[Image element box records]
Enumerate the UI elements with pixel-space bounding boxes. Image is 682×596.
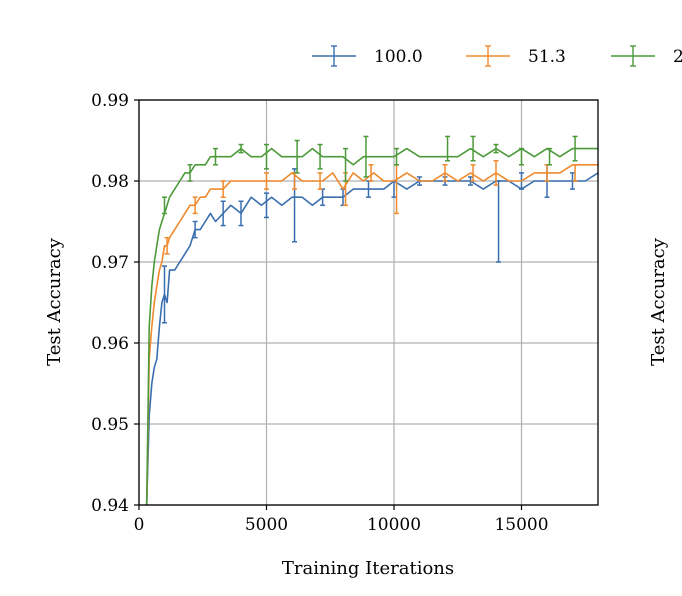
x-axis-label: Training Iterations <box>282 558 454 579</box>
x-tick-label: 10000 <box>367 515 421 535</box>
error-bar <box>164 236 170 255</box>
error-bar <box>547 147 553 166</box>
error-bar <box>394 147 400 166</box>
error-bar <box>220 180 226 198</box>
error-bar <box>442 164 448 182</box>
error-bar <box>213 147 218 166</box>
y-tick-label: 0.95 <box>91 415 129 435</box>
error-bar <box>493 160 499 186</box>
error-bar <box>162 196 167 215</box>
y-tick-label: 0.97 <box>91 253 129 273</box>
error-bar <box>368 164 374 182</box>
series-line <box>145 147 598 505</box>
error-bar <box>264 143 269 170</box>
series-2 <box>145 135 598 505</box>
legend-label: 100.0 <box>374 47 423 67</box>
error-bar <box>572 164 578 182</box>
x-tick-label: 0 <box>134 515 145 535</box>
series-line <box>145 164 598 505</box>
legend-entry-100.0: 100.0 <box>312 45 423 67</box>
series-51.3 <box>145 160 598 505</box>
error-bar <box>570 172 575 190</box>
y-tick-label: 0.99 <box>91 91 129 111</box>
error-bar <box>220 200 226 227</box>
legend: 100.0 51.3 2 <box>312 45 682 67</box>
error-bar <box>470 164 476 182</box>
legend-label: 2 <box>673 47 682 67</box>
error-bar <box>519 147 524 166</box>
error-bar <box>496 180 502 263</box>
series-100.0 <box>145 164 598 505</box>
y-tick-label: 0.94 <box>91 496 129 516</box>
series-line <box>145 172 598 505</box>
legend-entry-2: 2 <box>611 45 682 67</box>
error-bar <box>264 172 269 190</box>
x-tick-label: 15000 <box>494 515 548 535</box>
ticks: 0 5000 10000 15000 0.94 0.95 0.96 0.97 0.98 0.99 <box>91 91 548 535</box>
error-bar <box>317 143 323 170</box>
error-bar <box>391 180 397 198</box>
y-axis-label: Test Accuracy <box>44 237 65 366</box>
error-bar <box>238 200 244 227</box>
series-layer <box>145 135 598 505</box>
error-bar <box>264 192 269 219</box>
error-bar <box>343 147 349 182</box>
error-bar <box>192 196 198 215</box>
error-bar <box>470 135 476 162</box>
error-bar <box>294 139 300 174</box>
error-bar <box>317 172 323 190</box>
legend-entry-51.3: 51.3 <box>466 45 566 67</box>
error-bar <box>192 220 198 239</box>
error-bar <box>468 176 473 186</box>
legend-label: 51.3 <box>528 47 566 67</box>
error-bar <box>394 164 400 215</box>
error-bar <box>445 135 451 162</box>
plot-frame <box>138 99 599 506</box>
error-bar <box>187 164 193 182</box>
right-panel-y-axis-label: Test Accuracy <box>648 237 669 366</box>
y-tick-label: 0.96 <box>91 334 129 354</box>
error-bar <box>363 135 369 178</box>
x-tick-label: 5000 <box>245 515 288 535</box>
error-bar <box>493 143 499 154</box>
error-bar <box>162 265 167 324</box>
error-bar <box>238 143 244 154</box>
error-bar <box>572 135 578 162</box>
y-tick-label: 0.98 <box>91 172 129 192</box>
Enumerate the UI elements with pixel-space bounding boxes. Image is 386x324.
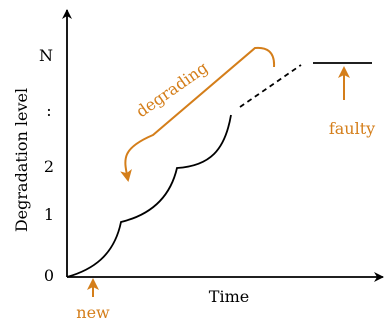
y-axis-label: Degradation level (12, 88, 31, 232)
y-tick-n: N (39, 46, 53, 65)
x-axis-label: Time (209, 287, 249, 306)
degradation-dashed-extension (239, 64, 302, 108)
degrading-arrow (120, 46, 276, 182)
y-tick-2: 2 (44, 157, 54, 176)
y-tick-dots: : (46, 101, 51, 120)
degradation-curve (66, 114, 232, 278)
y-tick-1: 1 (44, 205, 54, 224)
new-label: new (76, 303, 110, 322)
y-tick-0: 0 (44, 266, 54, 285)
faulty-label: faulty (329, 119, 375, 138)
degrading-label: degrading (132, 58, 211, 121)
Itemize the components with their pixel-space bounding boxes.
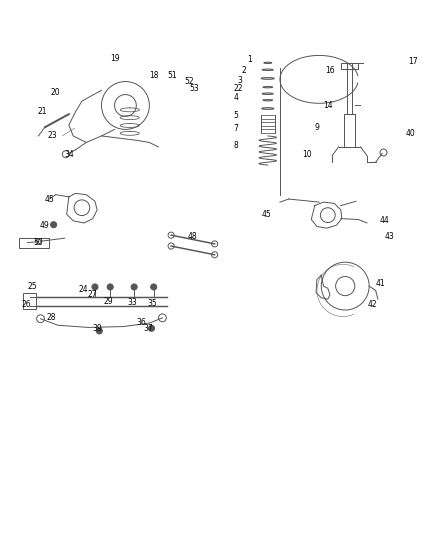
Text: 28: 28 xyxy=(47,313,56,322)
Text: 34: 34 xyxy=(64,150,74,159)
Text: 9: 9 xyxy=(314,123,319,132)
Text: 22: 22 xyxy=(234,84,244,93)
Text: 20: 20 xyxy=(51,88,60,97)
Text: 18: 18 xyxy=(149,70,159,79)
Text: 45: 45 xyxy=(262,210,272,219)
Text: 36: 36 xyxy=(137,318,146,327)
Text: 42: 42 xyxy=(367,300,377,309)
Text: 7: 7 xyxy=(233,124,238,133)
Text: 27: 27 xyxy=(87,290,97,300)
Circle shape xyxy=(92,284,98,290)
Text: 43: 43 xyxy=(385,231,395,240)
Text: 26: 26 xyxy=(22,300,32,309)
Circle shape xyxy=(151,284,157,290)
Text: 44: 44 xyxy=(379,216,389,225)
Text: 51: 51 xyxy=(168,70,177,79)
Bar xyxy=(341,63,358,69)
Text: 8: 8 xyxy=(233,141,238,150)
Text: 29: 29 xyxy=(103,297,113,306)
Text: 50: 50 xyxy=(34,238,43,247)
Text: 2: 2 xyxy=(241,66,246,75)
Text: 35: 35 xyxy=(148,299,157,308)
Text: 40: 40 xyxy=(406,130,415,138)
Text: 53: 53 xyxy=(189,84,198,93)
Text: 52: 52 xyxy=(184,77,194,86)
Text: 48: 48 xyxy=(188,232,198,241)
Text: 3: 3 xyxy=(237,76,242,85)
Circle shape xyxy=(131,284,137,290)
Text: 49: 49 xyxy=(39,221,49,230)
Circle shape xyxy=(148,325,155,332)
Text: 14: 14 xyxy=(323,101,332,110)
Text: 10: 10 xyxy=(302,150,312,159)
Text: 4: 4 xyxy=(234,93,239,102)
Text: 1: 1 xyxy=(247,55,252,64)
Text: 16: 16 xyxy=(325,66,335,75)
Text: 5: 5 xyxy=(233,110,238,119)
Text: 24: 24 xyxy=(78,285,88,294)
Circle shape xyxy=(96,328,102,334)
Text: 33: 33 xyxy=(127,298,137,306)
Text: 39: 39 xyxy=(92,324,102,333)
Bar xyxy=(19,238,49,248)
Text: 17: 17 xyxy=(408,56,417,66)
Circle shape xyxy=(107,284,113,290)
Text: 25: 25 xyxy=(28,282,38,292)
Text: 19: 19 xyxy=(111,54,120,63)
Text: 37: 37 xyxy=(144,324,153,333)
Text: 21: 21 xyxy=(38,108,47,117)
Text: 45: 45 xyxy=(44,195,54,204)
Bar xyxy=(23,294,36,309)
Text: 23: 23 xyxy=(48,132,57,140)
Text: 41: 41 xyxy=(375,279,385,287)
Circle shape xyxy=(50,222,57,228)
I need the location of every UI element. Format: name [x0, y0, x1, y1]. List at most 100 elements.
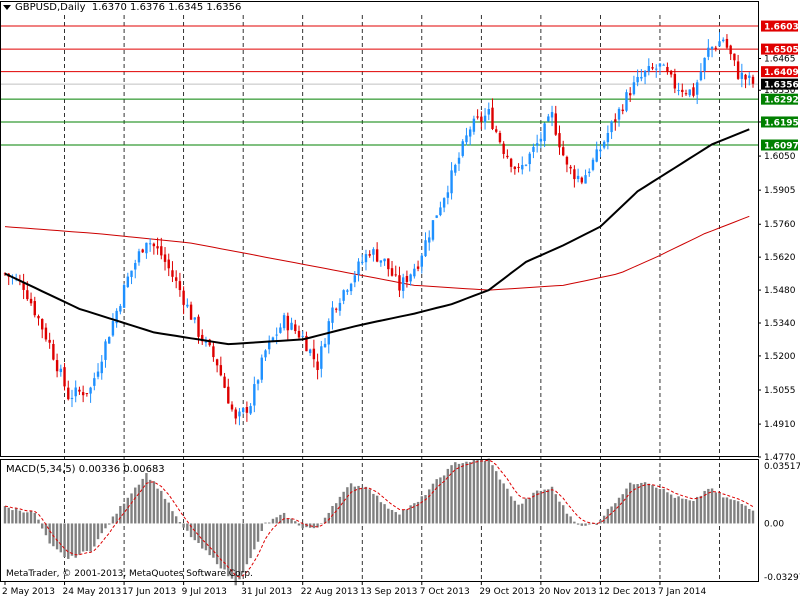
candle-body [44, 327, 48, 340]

◆ The request:
Repeat every item above word for word, but leave out the pictures.

◆ Correct answer:
Enumerate the UI elements with pixel-space bounding boxes. Image is 682×596.
x-axis-label: Training Iterations <box>282 558 454 579</box>
x-tick-label: 10000 <box>367 515 421 535</box>
error-bar <box>164 236 170 255</box>
error-bar <box>547 147 553 166</box>
error-bar <box>394 147 400 166</box>
error-bar <box>220 180 226 198</box>
error-bar <box>442 164 448 182</box>
error-bar <box>213 147 218 166</box>
y-tick-label: 0.95 <box>91 415 129 435</box>
error-bar <box>493 160 499 186</box>
error-bar <box>162 196 167 215</box>
y-tick-label: 0.97 <box>91 253 129 273</box>
error-bar <box>368 164 374 182</box>
series-line <box>145 147 598 505</box>
error-bar <box>264 143 269 170</box>
series-2 <box>145 135 598 505</box>
legend-label: 100.0 <box>374 47 423 67</box>
error-bar <box>572 164 578 182</box>
x-tick-label: 0 <box>134 515 145 535</box>
series-line <box>145 164 598 505</box>
legend-entry-100.0: 100.0 <box>312 45 423 67</box>
series-51.3 <box>145 160 598 505</box>
error-bar <box>570 172 575 190</box>
y-tick-label: 0.99 <box>91 91 129 111</box>
error-bar <box>220 200 226 227</box>
legend: 100.0 51.3 2 <box>312 45 682 67</box>
error-bar <box>470 164 476 182</box>
legend-label: 2 <box>673 47 682 67</box>
error-bar <box>519 147 524 166</box>
error-bar <box>496 180 502 263</box>
series-100.0 <box>145 164 598 505</box>
y-tick-label: 0.94 <box>91 496 129 516</box>
series-line <box>145 172 598 505</box>
legend-entry-2: 2 <box>611 45 682 67</box>
error-bar <box>264 172 269 190</box>
x-tick-label: 15000 <box>494 515 548 535</box>
ticks: 0 5000 10000 15000 0.94 0.95 0.96 0.97 0.98 0.99 <box>91 91 548 535</box>
error-bar <box>317 143 323 170</box>
error-bar <box>391 180 397 198</box>
y-axis-label: Test Accuracy <box>44 237 65 366</box>
error-bar <box>238 200 244 227</box>
series-layer <box>145 135 598 505</box>
error-bar <box>264 192 269 219</box>
error-bar <box>343 147 349 182</box>
error-bar <box>192 196 198 215</box>
error-bar <box>470 135 476 162</box>
error-bar <box>294 139 300 174</box>
error-bar <box>317 172 323 190</box>
legend-entry-51.3: 51.3 <box>466 45 566 67</box>
error-bar <box>192 220 198 239</box>
error-bar <box>468 176 473 186</box>
legend-label: 51.3 <box>528 47 566 67</box>
error-bar <box>394 164 400 215</box>
error-bar <box>445 135 451 162</box>
plot-frame <box>138 99 599 506</box>
error-bar <box>187 164 193 182</box>
right-panel-y-axis-label: Test Accuracy <box>648 237 669 366</box>
y-tick-label: 0.96 <box>91 334 129 354</box>
error-bar <box>363 135 369 178</box>
x-tick-label: 5000 <box>245 515 288 535</box>
error-bar <box>493 143 499 154</box>
error-bar <box>162 265 167 324</box>
error-bar <box>238 143 244 154</box>
error-bar <box>572 135 578 162</box>
y-tick-label: 0.98 <box>91 172 129 192</box>
Enumerate the UI elements with pixel-space bounding boxes. Image is 386x324.
y-axis-label: Degradation level (12, 88, 31, 232)
y-tick-n: N (39, 46, 53, 65)
x-axis-label: Time (209, 287, 249, 306)
degradation-dashed-extension (239, 64, 302, 108)
degrading-arrow (120, 46, 276, 182)
y-tick-2: 2 (44, 157, 54, 176)
y-tick-dots: : (46, 101, 51, 120)
degradation-curve (66, 114, 232, 278)
y-tick-1: 1 (44, 205, 54, 224)
new-label: new (76, 303, 110, 322)
y-tick-0: 0 (44, 266, 54, 285)
faulty-label: faulty (329, 119, 375, 138)
degrading-label: degrading (132, 58, 211, 121)
Itemize the components with their pixel-space bounding boxes.
Text: 28: 28 xyxy=(47,313,56,322)
Text: 34: 34 xyxy=(64,150,74,159)
Text: 9: 9 xyxy=(314,123,319,132)
Text: 22: 22 xyxy=(234,84,244,93)
Text: 20: 20 xyxy=(51,88,60,97)
Text: 18: 18 xyxy=(149,70,159,79)
Text: 45: 45 xyxy=(262,210,272,219)
Text: 36: 36 xyxy=(137,318,146,327)
Text: 42: 42 xyxy=(367,300,377,309)
Text: 7: 7 xyxy=(233,124,238,133)
Text: 27: 27 xyxy=(87,290,97,300)
Circle shape xyxy=(92,284,98,290)
Text: 43: 43 xyxy=(385,231,395,240)
Text: 26: 26 xyxy=(22,300,32,309)
Circle shape xyxy=(151,284,157,290)
Text: 44: 44 xyxy=(379,216,389,225)
Text: 51: 51 xyxy=(168,70,177,79)
Bar xyxy=(341,63,358,69)
Text: 8: 8 xyxy=(233,141,238,150)
Text: 29: 29 xyxy=(103,297,113,306)
Text: 50: 50 xyxy=(34,238,43,247)
Text: 2: 2 xyxy=(241,66,246,75)
Text: 35: 35 xyxy=(148,299,157,308)
Text: 40: 40 xyxy=(406,130,415,138)
Text: 53: 53 xyxy=(189,84,198,93)
Text: 52: 52 xyxy=(184,77,194,86)
Text: 48: 48 xyxy=(188,232,198,241)
Text: 3: 3 xyxy=(237,76,242,85)
Circle shape xyxy=(131,284,137,290)
Text: 49: 49 xyxy=(39,221,49,230)
Circle shape xyxy=(148,325,155,332)
Text: 14: 14 xyxy=(323,101,332,110)
Text: 10: 10 xyxy=(302,150,312,159)
Text: 4: 4 xyxy=(234,93,239,102)
Text: 1: 1 xyxy=(247,55,252,64)
Text: 16: 16 xyxy=(325,66,335,75)
Text: 5: 5 xyxy=(233,110,238,119)
Text: 24: 24 xyxy=(78,285,88,294)
Circle shape xyxy=(96,328,102,334)
Text: 33: 33 xyxy=(127,298,137,306)
Text: 39: 39 xyxy=(92,324,102,333)
Bar xyxy=(19,238,49,248)
Text: 17: 17 xyxy=(408,56,417,66)
Circle shape xyxy=(107,284,113,290)
Text: 25: 25 xyxy=(28,282,38,292)
Text: 19: 19 xyxy=(111,54,120,63)
Text: 37: 37 xyxy=(144,324,153,333)
Text: 21: 21 xyxy=(38,108,47,117)
Text: 45: 45 xyxy=(44,195,54,204)
Bar xyxy=(23,294,36,309)
Text: 23: 23 xyxy=(48,132,57,140)
Text: 41: 41 xyxy=(375,279,385,287)
Circle shape xyxy=(50,222,57,228)
I need the location of every UI element. Format: name [x0, y0, x1, y1]. List at most 100 elements.
candle-body [44, 327, 48, 340]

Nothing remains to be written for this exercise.